Put each line from all the entries below into a Markdown table with two columns, Row and Line, numbering the rows and skipping blank lines. Leave out the pictures.

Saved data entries
::::::::

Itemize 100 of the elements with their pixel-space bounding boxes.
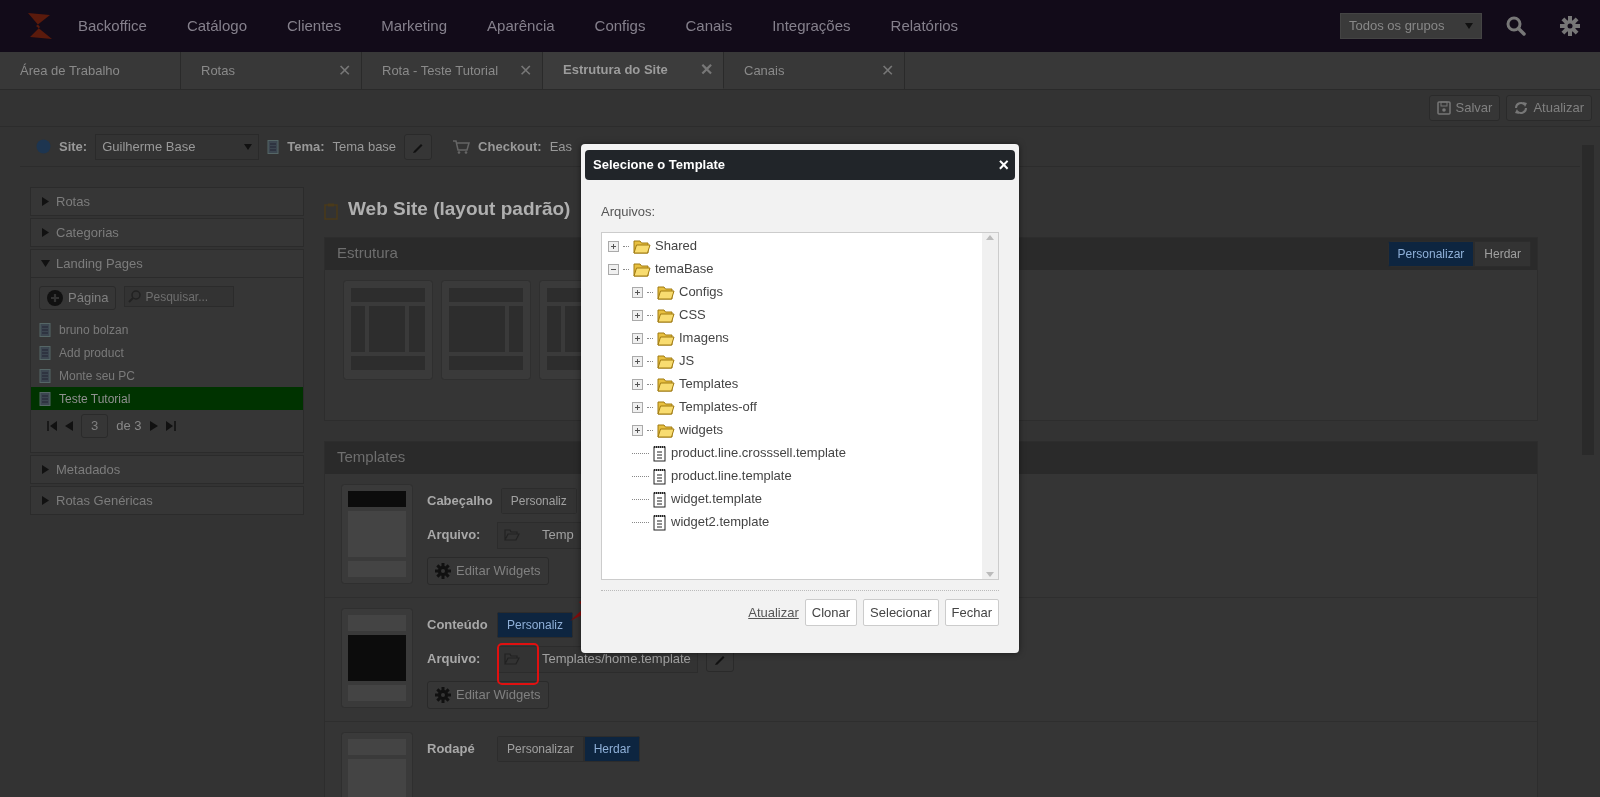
refresh-link[interactable]: Atualizar: [748, 602, 799, 622]
refresh-icon: [1514, 101, 1529, 115]
files-label: Arquivos:: [601, 203, 657, 221]
nav-menu-item[interactable]: Marketing: [381, 14, 448, 38]
template-name: Conteúdo: [427, 615, 489, 634]
folder-icon: [657, 330, 675, 346]
triangle-right-icon: [41, 465, 50, 474]
folder-icon: [657, 376, 675, 392]
tree-item-label[interactable]: product.line.template: [671, 466, 792, 486]
tree-item-label[interactable]: Shared: [655, 236, 697, 256]
document-icon: [267, 139, 280, 154]
tab[interactable]: Estrutura do Site ✕: [543, 52, 724, 89]
nav-menu-item[interactable]: Integrações: [772, 14, 851, 38]
refresh-button[interactable]: Atualizar: [1506, 95, 1592, 121]
document-icon: [653, 444, 667, 462]
mode-toggle[interactable]: Herdar: [1474, 240, 1531, 267]
mode-toggle[interactable]: Herdar: [583, 735, 641, 762]
accordion-header[interactable]: Categorias: [31, 219, 303, 246]
panel-title: Templates: [337, 447, 406, 468]
minus-box-icon[interactable]: [608, 263, 619, 275]
document-icon: [653, 490, 667, 508]
mode-toggle[interactable]: Personaliz: [497, 611, 574, 638]
accordion-header[interactable]: Rotas: [31, 188, 303, 215]
cart-icon: [452, 139, 471, 154]
nav-menu-item[interactable]: Backoffice: [78, 14, 147, 38]
group-select[interactable]: Todos os grupos: [1340, 13, 1482, 39]
accordion-header[interactable]: Landing Pages: [31, 250, 303, 277]
save-button[interactable]: Salvar: [1428, 95, 1501, 121]
plus-box-icon[interactable]: [632, 401, 643, 413]
add-page-button[interactable]: Página: [39, 286, 117, 310]
nav-menu-item[interactable]: Relatórios: [890, 14, 959, 38]
highlight-frame: [497, 643, 539, 685]
panel-title: Estrutura: [337, 243, 398, 264]
dialog-button[interactable]: Clonar: [804, 598, 858, 626]
settings-icon[interactable]: [1560, 16, 1580, 36]
folder-icon: [657, 284, 675, 300]
mode-toggle[interactable]: Personaliz: [500, 487, 577, 514]
plus-box-icon[interactable]: [632, 286, 643, 298]
folder-icon: [657, 307, 675, 323]
tree-item-label[interactable]: Imagens: [679, 328, 729, 348]
close-icon[interactable]: ✕: [881, 58, 894, 83]
page-list-item[interactable]: bruno bolzan: [31, 318, 303, 341]
page-number-field[interactable]: 3: [81, 414, 109, 438]
plus-box-icon[interactable]: [632, 355, 643, 367]
tree-item-label[interactable]: widget2.template: [671, 512, 770, 532]
dialog-button[interactable]: Fechar: [944, 598, 999, 626]
file-label: Arquivo:: [427, 526, 482, 545]
accordion-header[interactable]: Rotas Genéricas: [31, 487, 303, 514]
nav-menu-item[interactable]: Canais: [685, 14, 733, 38]
theme-label: Tema:: [287, 137, 325, 156]
tree-item-label[interactable]: product.line.crosssell.template: [671, 443, 846, 463]
plus-box-icon[interactable]: [632, 424, 643, 436]
site-select[interactable]: Guilherme Base: [95, 133, 260, 160]
search-field[interactable]: Pesquisar...: [124, 286, 235, 307]
folder-icon: [657, 422, 675, 438]
document-icon: [39, 391, 51, 406]
plus-box-icon[interactable]: [632, 309, 643, 321]
folder-icon: [633, 238, 651, 254]
tree-item-label[interactable]: widgets: [679, 420, 724, 440]
file-label: Arquivo:: [427, 650, 482, 669]
plus-box-icon[interactable]: [632, 332, 643, 344]
nav-menu-item[interactable]: Aparência: [487, 14, 555, 38]
document-icon: [653, 513, 667, 531]
triangle-right-icon: [41, 496, 50, 505]
tree-item-label[interactable]: widget.template: [671, 489, 763, 509]
close-icon[interactable]: ✕: [519, 58, 532, 83]
edit-widgets-button[interactable]: Editar Widgets: [427, 680, 549, 709]
tree-item-label[interactable]: Templates: [679, 374, 739, 394]
tree-item-label[interactable]: CSS: [679, 305, 706, 325]
template-name: Rodapé: [427, 739, 476, 758]
triangle-right-icon: [41, 228, 50, 237]
document-icon: [653, 467, 667, 485]
search-icon[interactable]: [1506, 16, 1526, 36]
tree-item-label[interactable]: JS: [679, 351, 695, 371]
tree-item-label[interactable]: Configs: [679, 282, 724, 302]
close-icon[interactable]: ✕: [338, 58, 351, 83]
checkout-value: Eas: [549, 137, 573, 156]
tree-item-label[interactable]: temaBase: [655, 259, 714, 279]
nav-menu-item[interactable]: Clientes: [287, 14, 342, 38]
page-list-item[interactable]: Monte seu PC: [31, 364, 303, 387]
page-list-item[interactable]: Teste Tutorial: [31, 387, 303, 410]
page-title: Web Site (layout padrão): [348, 197, 571, 221]
clipboard-icon: [324, 203, 340, 221]
edit-widgets-button[interactable]: Editar Widgets: [427, 556, 549, 585]
mode-toggle[interactable]: Personalizar: [1387, 240, 1475, 267]
triangle-down-icon: [41, 259, 50, 268]
page-list-item[interactable]: Add product: [31, 341, 303, 364]
plus-box-icon[interactable]: [608, 240, 619, 252]
folder-icon: [633, 261, 651, 277]
gear-icon: [435, 686, 451, 703]
accordion-header[interactable]: Metadados: [31, 456, 303, 483]
plus-box-icon[interactable]: [632, 378, 643, 390]
mode-toggle[interactable]: Personalizar: [497, 735, 584, 762]
folder-icon: [657, 399, 675, 415]
folder-icon: [657, 353, 675, 369]
nav-menu-item[interactable]: Catálogo: [186, 14, 247, 38]
nav-menu-item[interactable]: Configs: [594, 14, 646, 38]
tree-item-label[interactable]: Templates-off: [679, 397, 757, 417]
dialog-button[interactable]: Selecionar: [863, 598, 939, 626]
close-button[interactable]: ×: [998, 156, 1009, 174]
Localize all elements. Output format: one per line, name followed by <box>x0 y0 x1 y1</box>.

::::::::

§ Final answer:
| Row | Line |
|---|---|
| 1 | Itemize 100 of the elements with their pixel-space bounding boxes. |
| 2 | refresh-link[interactable]: Atualizar: [748, 602, 799, 622] |
| 3 | refresh-icon: [1514, 101, 1529, 115] |
| 4 | files-label: Arquivos:: [601, 203, 657, 221] |
| 5 | nav-menu-item[interactable]: Marketing: [381, 14, 448, 38] |
| 6 | template-name: Conteúdo: [427, 615, 489, 634] |
| 7 | folder-icon: [657, 330, 675, 346] |
| 8 | triangle-right-icon: [41, 465, 50, 474] |
| 9 | folder-icon: [657, 376, 675, 392] |
| 10 | tree-item-label[interactable]: product.line.template: [671, 466, 792, 486] |
| 11 | tree-item-label[interactable]: Shared: [655, 236, 697, 256] |
| 12 | document-icon: [267, 139, 280, 154] |
| 13 | tab[interactable]: Estrutura do Site ✕: [543, 52, 724, 89] |
| 14 | nav-menu-item[interactable]: Integrações: [772, 14, 851, 38] |
| 15 | refresh-button[interactable]: Atualizar: [1506, 95, 1592, 121] |
| 16 | document-icon: [653, 444, 667, 462] |
| 17 | mode-toggle[interactable]: Herdar: [1474, 240, 1531, 267] |
| 18 | mode-toggle[interactable]: Herdar: [583, 735, 641, 762] |
| 19 | accordion-header[interactable]: Categorias: [31, 219, 303, 246] |
| 20 | panel-title: Templates: [337, 447, 406, 468] |
| 21 | minus-box-icon[interactable]: [608, 263, 619, 275] |
| 22 | document-icon: [653, 490, 667, 508] |
| 23 | mode-toggle[interactable]: Personaliz: [497, 611, 574, 638] |
| 24 | accordion-header[interactable]: Rotas: [31, 188, 303, 215] |
| 25 | cart-icon: [452, 139, 471, 154] |
| 26 | nav-menu-item[interactable]: Backoffice: [78, 14, 147, 38] |
| 27 | group-select[interactable]: Todos os grupos: [1340, 13, 1482, 39] |
| 28 | accordion-header[interactable]: Landing Pages: [31, 250, 303, 277] |
| 29 | save-button[interactable]: Salvar: [1428, 95, 1501, 121] |
| 30 | plus-box-icon[interactable]: [632, 401, 643, 413] |
| 31 | add-page-button[interactable]: Página: [39, 286, 117, 310] |
| 32 | nav-menu-item[interactable]: Relatórios: [890, 14, 959, 38] |
| 33 | highlight-frame: [497, 643, 539, 685] |
| 34 | panel-title: Estrutura: [337, 243, 398, 264] |
| 35 | dialog-button[interactable]: Clonar: [804, 598, 858, 626] |
| 36 | settings-icon[interactable]: [1560, 16, 1580, 36] |
| 37 | folder-icon: [657, 284, 675, 300] |
| 38 | mode-toggle[interactable]: Personaliz: [500, 487, 577, 514] |
| 39 | plus-box-icon[interactable]: [632, 286, 643, 298] |
| 40 | folder-icon: [657, 307, 675, 323] |
| 41 | tree-item-label[interactable]: Imagens: [679, 328, 729, 348] |
| 42 | close-icon[interactable]: ✕: [881, 58, 894, 83] |
| 43 | page-list-item[interactable]: bruno bolzan: [31, 318, 303, 341] |
| 44 | page-number-field[interactable]: 3: [81, 414, 109, 438] |
| 45 | plus-box-icon[interactable]: [632, 355, 643, 367] |
| 46 | tree-item-label[interactable]: widget2.template: [671, 512, 770, 532] |
| 47 | dialog-button[interactable]: Fechar: [944, 598, 999, 626] |
| 48 | file-label: Arquivo:: [427, 526, 482, 545] |
| 49 | accordion-header[interactable]: Rotas Genéricas: [31, 487, 303, 514] |
| 50 | nav-menu-item[interactable]: Canais: [685, 14, 733, 38] |
| 51 | theme-label: Tema:: [287, 137, 325, 156] |
| 52 | tree-item-label[interactable]: product.line.crosssell.template: [671, 443, 846, 463] |
| 53 | plus-box-icon[interactable]: [632, 424, 643, 436] |
| 54 | site-select[interactable]: Guilherme Base: [95, 133, 260, 160] |
| 55 | search-field[interactable]: Pesquisar...: [124, 286, 235, 307] |
| 56 | folder-icon: [657, 422, 675, 438] |
| 57 | document-icon: [39, 391, 51, 406] |
| 58 | plus-box-icon[interactable]: [632, 309, 643, 321] |
| 59 | folder-icon: [633, 238, 651, 254] |
| 60 | tree-item-label[interactable]: widgets: [679, 420, 724, 440] |
| 61 | file-label: Arquivo:: [427, 650, 482, 669] |
| 62 | plus-box-icon[interactable]: [632, 332, 643, 344] |
| 63 | nav-menu-item[interactable]: Aparência: [487, 14, 555, 38] |
| 64 | document-icon: [653, 513, 667, 531] |
| 65 | triangle-right-icon: [41, 496, 50, 505] |
| 66 | tree-item-label[interactable]: widget.template: [671, 489, 763, 509] |
| 67 | close-icon[interactable]: ✕: [519, 58, 532, 83] |
| 68 | edit-widgets-button[interactable]: Editar Widgets: [427, 680, 549, 709] |
| 69 | tree-item-label[interactable]: Templates: [679, 374, 739, 394] |
| 70 | tree-item-label[interactable]: CSS: [679, 305, 706, 325] |
| 71 | template-name: Rodapé: [427, 739, 476, 758] |
| 72 | triangle-right-icon: [41, 228, 50, 237] |
| 73 | document-icon: [653, 467, 667, 485] |
| 74 | search-icon[interactable]: [1506, 16, 1526, 36] |
| 75 | tree-item-label[interactable]: JS: [679, 351, 695, 371] |
| 76 | tree-item-label[interactable]: Configs: [679, 282, 724, 302] |
| 77 | close-icon[interactable]: ✕: [338, 58, 351, 83] |
| 78 | checkout-value: Eas: [549, 137, 573, 156] |
| 79 | tree-item-label[interactable]: temaBase: [655, 259, 714, 279] |
| 80 | nav-menu-item[interactable]: Clientes: [287, 14, 342, 38] |
| 81 | page-list-item[interactable]: Monte seu PC: [31, 364, 303, 387] |
| 82 | page-list-item[interactable]: Teste Tutorial: [31, 387, 303, 410] |
| 83 | page-title: Web Site (layout padrão): [348, 197, 571, 221] |
| 84 | clipboard-icon: [324, 203, 340, 221] |
| 85 | edit-widgets-button[interactable]: Editar Widgets: [427, 556, 549, 585] |
| 86 | mode-toggle[interactable]: Personalizar: [1387, 240, 1475, 267] |
| 87 | triangle-down-icon: [41, 259, 50, 268] |
| 88 | page-list-item[interactable]: Add product: [31, 341, 303, 364] |
| 89 | plus-box-icon[interactable]: [608, 240, 619, 252] |
| 90 | folder-icon: [633, 261, 651, 277] |
| 91 | gear-icon: [435, 686, 451, 703] |
| 92 | accordion-header[interactable]: Metadados: [31, 456, 303, 483] |
| 93 | plus-box-icon[interactable]: [632, 378, 643, 390] |
| 94 | mode-toggle[interactable]: Personalizar: [497, 735, 584, 762] |
| 95 | folder-icon: [657, 399, 675, 415] |
| 96 | folder-icon: [657, 353, 675, 369] |
| 97 | nav-menu-item[interactable]: Catálogo: [186, 14, 247, 38] |
| 98 | nav-menu-item[interactable]: Configs: [594, 14, 646, 38] |
| 99 | tree-item-label[interactable]: Templates-off: [679, 397, 757, 417] |
| 100 | dialog-button[interactable]: Selecionar: [863, 598, 939, 626] |
| 101 | close-button[interactable]: ×: [998, 156, 1009, 174] |
| 102 | Localize all elements. Output format: one per line, name followed by <box>x0 y0 x1 y1</box>. |